▶ _What this task involves_: Restate each of the lines given below, word for word.
═════ Given records
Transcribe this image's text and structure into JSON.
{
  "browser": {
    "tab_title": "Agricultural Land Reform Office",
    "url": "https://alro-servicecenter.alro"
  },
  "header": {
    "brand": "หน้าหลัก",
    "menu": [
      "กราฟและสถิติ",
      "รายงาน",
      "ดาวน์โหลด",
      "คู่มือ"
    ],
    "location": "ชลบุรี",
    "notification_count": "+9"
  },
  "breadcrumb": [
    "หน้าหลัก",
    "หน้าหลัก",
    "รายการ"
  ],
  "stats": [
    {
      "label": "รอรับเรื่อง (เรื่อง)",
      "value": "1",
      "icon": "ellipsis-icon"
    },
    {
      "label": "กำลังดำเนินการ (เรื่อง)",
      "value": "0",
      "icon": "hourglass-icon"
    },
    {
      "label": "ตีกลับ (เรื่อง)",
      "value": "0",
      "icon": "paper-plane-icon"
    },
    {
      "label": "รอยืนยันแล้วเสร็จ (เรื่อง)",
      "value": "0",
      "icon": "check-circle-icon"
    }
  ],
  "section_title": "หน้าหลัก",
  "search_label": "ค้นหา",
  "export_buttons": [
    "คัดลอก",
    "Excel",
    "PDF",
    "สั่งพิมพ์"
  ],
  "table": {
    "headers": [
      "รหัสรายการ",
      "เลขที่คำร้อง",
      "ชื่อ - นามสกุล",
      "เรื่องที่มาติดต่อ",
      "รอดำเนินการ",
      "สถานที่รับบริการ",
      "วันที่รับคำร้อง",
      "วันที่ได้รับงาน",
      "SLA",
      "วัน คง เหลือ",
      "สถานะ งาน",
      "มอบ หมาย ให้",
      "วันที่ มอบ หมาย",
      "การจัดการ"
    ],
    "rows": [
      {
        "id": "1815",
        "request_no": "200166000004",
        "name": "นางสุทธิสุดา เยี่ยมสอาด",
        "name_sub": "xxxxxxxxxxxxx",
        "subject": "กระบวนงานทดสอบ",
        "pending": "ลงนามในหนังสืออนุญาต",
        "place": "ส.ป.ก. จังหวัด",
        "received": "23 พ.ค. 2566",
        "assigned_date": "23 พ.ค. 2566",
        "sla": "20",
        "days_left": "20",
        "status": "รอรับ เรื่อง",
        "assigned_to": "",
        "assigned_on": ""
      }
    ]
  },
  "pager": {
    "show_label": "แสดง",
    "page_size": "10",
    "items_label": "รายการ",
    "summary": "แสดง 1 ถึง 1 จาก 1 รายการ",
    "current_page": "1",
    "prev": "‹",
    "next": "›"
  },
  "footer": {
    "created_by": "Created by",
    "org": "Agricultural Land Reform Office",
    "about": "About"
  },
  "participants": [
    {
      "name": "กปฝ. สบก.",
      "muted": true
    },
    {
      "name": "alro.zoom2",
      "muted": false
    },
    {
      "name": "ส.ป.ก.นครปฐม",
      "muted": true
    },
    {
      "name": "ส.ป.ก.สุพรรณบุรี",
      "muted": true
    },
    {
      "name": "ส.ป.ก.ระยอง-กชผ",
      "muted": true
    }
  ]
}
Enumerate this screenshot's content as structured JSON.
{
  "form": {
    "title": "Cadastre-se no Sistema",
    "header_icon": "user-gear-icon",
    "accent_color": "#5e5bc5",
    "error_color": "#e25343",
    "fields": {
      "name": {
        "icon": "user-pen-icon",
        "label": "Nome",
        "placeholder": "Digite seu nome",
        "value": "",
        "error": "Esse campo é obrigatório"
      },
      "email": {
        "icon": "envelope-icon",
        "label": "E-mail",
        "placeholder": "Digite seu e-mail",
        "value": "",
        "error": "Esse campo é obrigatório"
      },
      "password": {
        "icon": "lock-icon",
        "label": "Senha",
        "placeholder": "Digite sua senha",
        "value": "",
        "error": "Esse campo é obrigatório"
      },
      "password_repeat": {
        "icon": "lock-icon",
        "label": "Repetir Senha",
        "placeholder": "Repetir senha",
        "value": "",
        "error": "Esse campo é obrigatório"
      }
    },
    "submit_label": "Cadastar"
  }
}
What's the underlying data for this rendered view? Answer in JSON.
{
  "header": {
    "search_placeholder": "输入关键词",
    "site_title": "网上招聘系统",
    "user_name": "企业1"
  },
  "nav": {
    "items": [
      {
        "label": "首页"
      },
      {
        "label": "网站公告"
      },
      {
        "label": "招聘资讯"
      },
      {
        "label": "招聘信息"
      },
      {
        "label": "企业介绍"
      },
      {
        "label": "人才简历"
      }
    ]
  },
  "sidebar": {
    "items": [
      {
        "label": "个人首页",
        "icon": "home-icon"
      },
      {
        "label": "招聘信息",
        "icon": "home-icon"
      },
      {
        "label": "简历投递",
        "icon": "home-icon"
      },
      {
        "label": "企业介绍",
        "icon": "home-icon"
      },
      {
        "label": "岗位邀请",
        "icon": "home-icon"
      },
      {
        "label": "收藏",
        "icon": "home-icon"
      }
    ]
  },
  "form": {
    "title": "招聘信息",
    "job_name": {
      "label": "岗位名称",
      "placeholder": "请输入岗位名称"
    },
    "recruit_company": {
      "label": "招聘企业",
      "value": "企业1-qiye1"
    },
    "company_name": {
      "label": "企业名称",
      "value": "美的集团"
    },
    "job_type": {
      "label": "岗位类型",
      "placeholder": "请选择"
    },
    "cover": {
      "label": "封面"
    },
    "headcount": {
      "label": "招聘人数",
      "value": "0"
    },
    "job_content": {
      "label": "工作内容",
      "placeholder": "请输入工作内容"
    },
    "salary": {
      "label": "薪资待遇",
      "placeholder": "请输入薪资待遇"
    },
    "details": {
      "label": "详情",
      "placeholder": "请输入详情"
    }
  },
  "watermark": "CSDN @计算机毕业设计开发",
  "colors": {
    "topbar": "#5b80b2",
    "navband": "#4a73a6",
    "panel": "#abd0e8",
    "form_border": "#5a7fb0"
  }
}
══════════
▶ _Reply_:
Transcribe this image's text and structure into JSON.
{
  "browser": {
    "tab_title": "Agricultural Land Reform Office",
    "url": "https://alro-servicecenter.alro"
  },
  "header": {
    "brand": "หน้าหลัก",
    "menu": [
      "กราฟและสถิติ",
      "รายงาน",
      "ดาวน์โหลด",
      "คู่มือ"
    ],
    "location": "ชลบุรี",
    "notification_count": "+9"
  },
  "breadcrumb": [
    "หน้าหลัก",
    "หน้าหลัก",
    "รายการ"
  ],
  "stats": [
    {
      "label": "รอรับเรื่อง (เรื่อง)",
      "value": "1",
      "icon": "ellipsis-icon"
    },
    {
      "label": "กำลังดำเนินการ (เรื่อง)",
      "value": "0",
      "icon": "hourglass-icon"
    },
    {
      "label": "ตีกลับ (เรื่อง)",
      "value": "0",
      "icon": "paper-plane-icon"
    },
    {
      "label": "รอยืนยันแล้วเสร็จ (เรื่อง)",
      "value": "0",
      "icon": "check-circle-icon"
    }
  ],
  "section_title": "หน้าหลัก",
  "search_label": "ค้นหา",
  "export_buttons": [
    "คัดลอก",
    "Excel",
    "PDF",
    "สั่งพิมพ์"
  ],
  "table": {
    "headers": [
      "รหัสรายการ",
      "เลขที่คำร้อง",
      "ชื่อ - นามสกุล",
      "เรื่องที่มาติดต่อ",
      "รอดำเนินการ",
      "สถานที่รับบริการ",
      "วันที่รับคำร้อง",
      "วันที่ได้รับงาน",
      "SLA",
      "วัน คง เหลือ",
      "สถานะ งาน",
      "มอบ หมาย ให้",
      "วันที่ มอบ หมาย",
      "การจัดการ"
    ],
    "rows": [
      {
        "id": "1815",
        "request_no": "200166000004",
        "name": "นางสุทธิสุดา เยี่ยมสอาด",
        "name_sub": "xxxxxxxxxxxxx",
        "subject": "กระบวนงานทดสอบ",
        "pending": "ลงนามในหนังสืออนุญาต",
        "place": "ส.ป.ก. จังหวัด",
        "received": "23 พ.ค. 2566",
        "assigned_date": "23 พ.ค. 2566",
        "sla": "20",
        "days_left": "20",
        "status": "รอรับ เรื่อง",
        "assigned_to": "",
        "assigned_on": ""
      }
    ]
  },
  "pager": {
    "show_label": "แสดง",
    "page_size": "10",
    "items_label": "รายการ",
    "summary": "แสดง 1 ถึง 1 จาก 1 รายการ",
    "current_page": "1",
    "prev": "‹",
    "next": "›"
  },
  "footer": {
    "created_by": "Created by",
    "org": "Agricultural Land Reform Office",
    "about": "About"
  },
  "participants": [
    {
      "name": "กปฝ. สบก.",
      "muted": true
    },
    {
      "name": "alro.zoom2",
      "muted": false
    },
    {
      "name": "ส.ป.ก.นครปฐม",
      "muted": true
    },
    {
      "name": "ส.ป.ก.สุพรรณบุรี",
      "muted": true
    },
    {
      "name": "ส.ป.ก.ระยอง-กชผ",
      "muted": true
    }
  ]
}
Enumerate this screenshot's content as structured JSON.
{
  "form": {
    "title": "Cadastre-se no Sistema",
    "header_icon": "user-gear-icon",
    "accent_color": "#5e5bc5",
    "error_color": "#e25343",
    "fields": {
      "name": {
        "icon": "user-pen-icon",
        "label": "Nome",
        "placeholder": "Digite seu nome",
        "value": "",
        "error": "Esse campo é obrigatório"
      },
      "email": {
        "icon": "envelope-icon",
        "label": "E-mail",
        "placeholder": "Digite seu e-mail",
        "value": "",
        "error": "Esse campo é obrigatório"
      },
      "password": {
        "icon": "lock-icon",
        "label": "Senha",
        "placeholder": "Digite sua senha",
        "value": "",
        "error": "Esse campo é obrigatório"
      },
      "password_repeat": {
        "icon": "lock-icon",
        "label": "Repetir Senha",
        "placeholder": "Repetir senha",
        "value": "",
        "error": "Esse campo é obrigatório"
      }
    },
    "submit_label": "Cadastar"
  }
}
What's the underlying data for this rendered view? Answer in JSON.
{
  "header": {
    "search_placeholder": "输入关键词",
    "site_title": "网上招聘系统",
    "user_name": "企业1"
  },
  "nav": {
    "items": [
      {
        "label": "首页"
      },
      {
        "label": "网站公告"
      },
      {
        "label": "招聘资讯"
      },
      {
        "label": "招聘信息"
      },
      {
        "label": "企业介绍"
      },
      {
        "label": "人才简历"
      }
    ]
  },
  "sidebar": {
    "items": [
      {
        "label": "个人首页",
        "icon": "home-icon"
      },
      {
        "label": "招聘信息",
        "icon": "home-icon"
      },
      {
        "label": "简历投递",
        "icon": "home-icon"
      },
      {
        "label": "企业介绍",
        "icon": "home-icon"
      },
      {
        "label": "岗位邀请",
        "icon": "home-icon"
      },
      {
        "label": "收藏",
        "icon": "home-icon"
      }
    ]
  },
  "form": {
    "title": "招聘信息",
    "job_name": {
      "label": "岗位名称",
      "placeholder": "请输入岗位名称"
    },
    "recruit_company": {
      "label": "招聘企业",
      "value": "企业1-qiye1"
    },
    "company_name": {
      "label": "企业名称",
      "value": "美的集团"
    },
    "job_type": {
      "label": "岗位类型",
      "placeholder": "请选择"
    },
    "cover": {
      "label": "封面"
    },
    "headcount": {
      "label": "招聘人数",
      "value": "0"
    },
    "job_content": {
      "label": "工作内容",
      "placeholder": "请输入工作内容"
    },
    "salary": {
      "label": "薪资待遇",
      "placeholder": "请输入薪资待遇"
    },
    "details": {
      "label": "详情",
      "placeholder": "请输入详情"
    }
  },
  "watermark": "CSDN @计算机毕业设计开发",
  "colors": {
    "topbar": "#5b80b2",
    "navband": "#4a73a6",
    "panel": "#abd0e8",
    "form_border": "#5a7fb0"
  }
}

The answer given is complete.